▶ Stored data entries:
☆ ☆ ☆ ☆

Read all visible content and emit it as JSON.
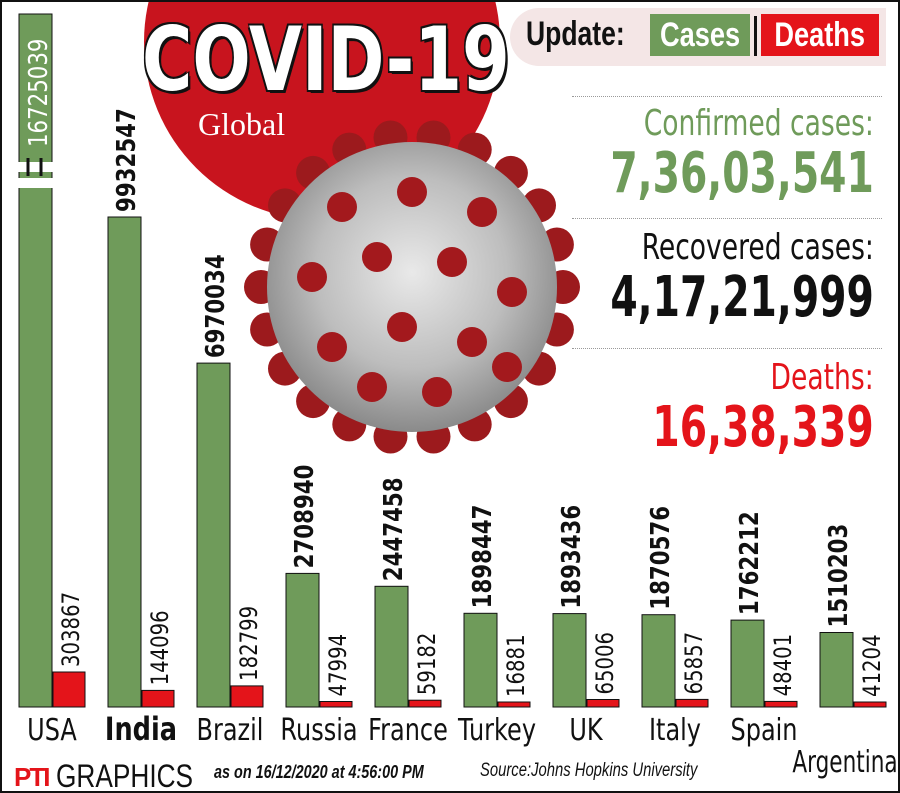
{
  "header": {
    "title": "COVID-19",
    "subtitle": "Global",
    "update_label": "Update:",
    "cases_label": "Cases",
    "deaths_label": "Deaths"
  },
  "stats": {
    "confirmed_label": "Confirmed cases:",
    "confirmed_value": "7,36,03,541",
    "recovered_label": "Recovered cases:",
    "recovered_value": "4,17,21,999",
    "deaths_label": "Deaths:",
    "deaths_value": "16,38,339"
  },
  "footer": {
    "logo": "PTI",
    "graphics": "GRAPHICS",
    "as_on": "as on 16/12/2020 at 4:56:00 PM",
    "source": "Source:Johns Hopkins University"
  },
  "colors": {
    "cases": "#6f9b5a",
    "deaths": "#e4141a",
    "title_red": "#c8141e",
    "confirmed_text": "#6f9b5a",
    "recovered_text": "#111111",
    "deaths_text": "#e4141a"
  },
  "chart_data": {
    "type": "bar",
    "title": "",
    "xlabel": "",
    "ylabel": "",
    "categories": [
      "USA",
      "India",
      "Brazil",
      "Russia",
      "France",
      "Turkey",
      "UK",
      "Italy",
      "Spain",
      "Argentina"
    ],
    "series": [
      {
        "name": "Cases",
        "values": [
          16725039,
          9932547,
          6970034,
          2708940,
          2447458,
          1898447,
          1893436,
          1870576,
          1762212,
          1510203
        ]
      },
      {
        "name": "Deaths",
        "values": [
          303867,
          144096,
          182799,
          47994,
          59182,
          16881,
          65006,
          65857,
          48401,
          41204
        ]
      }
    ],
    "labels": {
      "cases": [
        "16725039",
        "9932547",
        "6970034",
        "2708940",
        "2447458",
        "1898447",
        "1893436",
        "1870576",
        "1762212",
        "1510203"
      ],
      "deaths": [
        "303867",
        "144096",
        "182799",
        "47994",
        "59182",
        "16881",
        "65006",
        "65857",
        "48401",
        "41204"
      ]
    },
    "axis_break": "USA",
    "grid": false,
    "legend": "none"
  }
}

☆ ☆ ☆ ☆

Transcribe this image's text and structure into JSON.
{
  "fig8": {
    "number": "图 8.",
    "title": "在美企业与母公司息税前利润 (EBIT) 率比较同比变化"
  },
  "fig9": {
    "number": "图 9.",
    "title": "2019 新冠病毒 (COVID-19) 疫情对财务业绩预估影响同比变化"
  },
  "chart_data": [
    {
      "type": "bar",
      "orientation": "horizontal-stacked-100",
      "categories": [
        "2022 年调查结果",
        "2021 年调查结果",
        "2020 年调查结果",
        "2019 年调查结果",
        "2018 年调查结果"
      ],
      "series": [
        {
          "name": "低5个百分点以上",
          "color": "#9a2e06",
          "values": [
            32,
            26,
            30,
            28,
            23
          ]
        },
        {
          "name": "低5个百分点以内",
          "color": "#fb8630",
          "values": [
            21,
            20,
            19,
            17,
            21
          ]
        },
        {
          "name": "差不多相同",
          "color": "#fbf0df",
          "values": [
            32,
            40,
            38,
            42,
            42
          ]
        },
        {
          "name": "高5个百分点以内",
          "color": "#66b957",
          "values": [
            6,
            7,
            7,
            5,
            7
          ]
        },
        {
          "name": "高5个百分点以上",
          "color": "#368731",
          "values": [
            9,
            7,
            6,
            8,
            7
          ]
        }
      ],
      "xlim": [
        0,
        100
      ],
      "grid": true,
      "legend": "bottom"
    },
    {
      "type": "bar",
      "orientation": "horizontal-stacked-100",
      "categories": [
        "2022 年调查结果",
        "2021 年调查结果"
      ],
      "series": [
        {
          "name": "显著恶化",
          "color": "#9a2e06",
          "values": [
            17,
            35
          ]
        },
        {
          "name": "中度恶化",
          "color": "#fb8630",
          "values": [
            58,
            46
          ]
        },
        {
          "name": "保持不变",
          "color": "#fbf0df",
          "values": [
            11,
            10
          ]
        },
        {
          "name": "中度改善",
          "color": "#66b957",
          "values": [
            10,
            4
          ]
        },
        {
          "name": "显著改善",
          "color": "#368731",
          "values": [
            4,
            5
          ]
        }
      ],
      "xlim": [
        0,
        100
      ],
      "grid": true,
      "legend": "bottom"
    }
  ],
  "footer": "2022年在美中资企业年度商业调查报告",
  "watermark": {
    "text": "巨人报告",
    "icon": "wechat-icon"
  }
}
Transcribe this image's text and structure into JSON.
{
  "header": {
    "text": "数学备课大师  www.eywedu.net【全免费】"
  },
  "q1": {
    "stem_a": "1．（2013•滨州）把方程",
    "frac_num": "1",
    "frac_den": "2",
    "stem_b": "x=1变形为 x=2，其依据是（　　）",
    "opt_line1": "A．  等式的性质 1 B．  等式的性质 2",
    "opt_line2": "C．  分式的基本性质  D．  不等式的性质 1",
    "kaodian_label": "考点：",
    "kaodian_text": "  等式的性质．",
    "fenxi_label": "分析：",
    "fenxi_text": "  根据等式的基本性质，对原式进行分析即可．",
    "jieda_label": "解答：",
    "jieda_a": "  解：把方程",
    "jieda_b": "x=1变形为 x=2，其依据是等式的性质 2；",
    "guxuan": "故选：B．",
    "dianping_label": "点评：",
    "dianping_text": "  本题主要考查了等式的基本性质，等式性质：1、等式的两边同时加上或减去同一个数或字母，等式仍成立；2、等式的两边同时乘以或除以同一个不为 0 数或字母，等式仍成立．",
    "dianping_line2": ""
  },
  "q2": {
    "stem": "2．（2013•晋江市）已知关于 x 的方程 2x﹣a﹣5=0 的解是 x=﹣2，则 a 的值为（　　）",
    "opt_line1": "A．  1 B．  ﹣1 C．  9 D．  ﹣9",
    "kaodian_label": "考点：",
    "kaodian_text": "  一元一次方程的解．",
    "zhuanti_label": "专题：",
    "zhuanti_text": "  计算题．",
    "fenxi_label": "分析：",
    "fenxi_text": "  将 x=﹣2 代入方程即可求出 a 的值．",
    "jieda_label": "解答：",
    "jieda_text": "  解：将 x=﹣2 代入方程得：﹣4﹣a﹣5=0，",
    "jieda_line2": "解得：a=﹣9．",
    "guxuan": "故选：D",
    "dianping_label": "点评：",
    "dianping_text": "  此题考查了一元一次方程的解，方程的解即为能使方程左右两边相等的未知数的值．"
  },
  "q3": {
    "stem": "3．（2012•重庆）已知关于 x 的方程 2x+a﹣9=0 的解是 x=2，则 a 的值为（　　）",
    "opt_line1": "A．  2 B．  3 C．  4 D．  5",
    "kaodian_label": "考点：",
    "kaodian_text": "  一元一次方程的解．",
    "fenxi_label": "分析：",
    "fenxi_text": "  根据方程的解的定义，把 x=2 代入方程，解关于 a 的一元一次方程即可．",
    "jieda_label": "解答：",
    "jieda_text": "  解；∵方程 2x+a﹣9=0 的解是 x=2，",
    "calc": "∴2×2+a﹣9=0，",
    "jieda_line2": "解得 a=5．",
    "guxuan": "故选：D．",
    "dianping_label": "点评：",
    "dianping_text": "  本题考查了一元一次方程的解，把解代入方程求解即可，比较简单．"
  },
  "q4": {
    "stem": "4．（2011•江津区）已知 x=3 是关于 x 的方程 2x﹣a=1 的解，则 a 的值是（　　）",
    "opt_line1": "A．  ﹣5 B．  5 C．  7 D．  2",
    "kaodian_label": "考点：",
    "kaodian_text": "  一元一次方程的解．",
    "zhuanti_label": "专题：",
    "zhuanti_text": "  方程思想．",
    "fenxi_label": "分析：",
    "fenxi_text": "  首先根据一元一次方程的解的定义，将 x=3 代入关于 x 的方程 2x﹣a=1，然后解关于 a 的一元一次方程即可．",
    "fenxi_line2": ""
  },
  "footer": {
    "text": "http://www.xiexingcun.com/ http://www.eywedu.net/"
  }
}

☆ ☆ ☆ ☆

▶ Exercise:
Pick each line holding the word "COVID" out of the listing.

▶ Response below:
    "title": "COVID-19",
    "title": "2019 新冠病毒 (COVID-19) 疫情对财务业绩预估影响同比变化"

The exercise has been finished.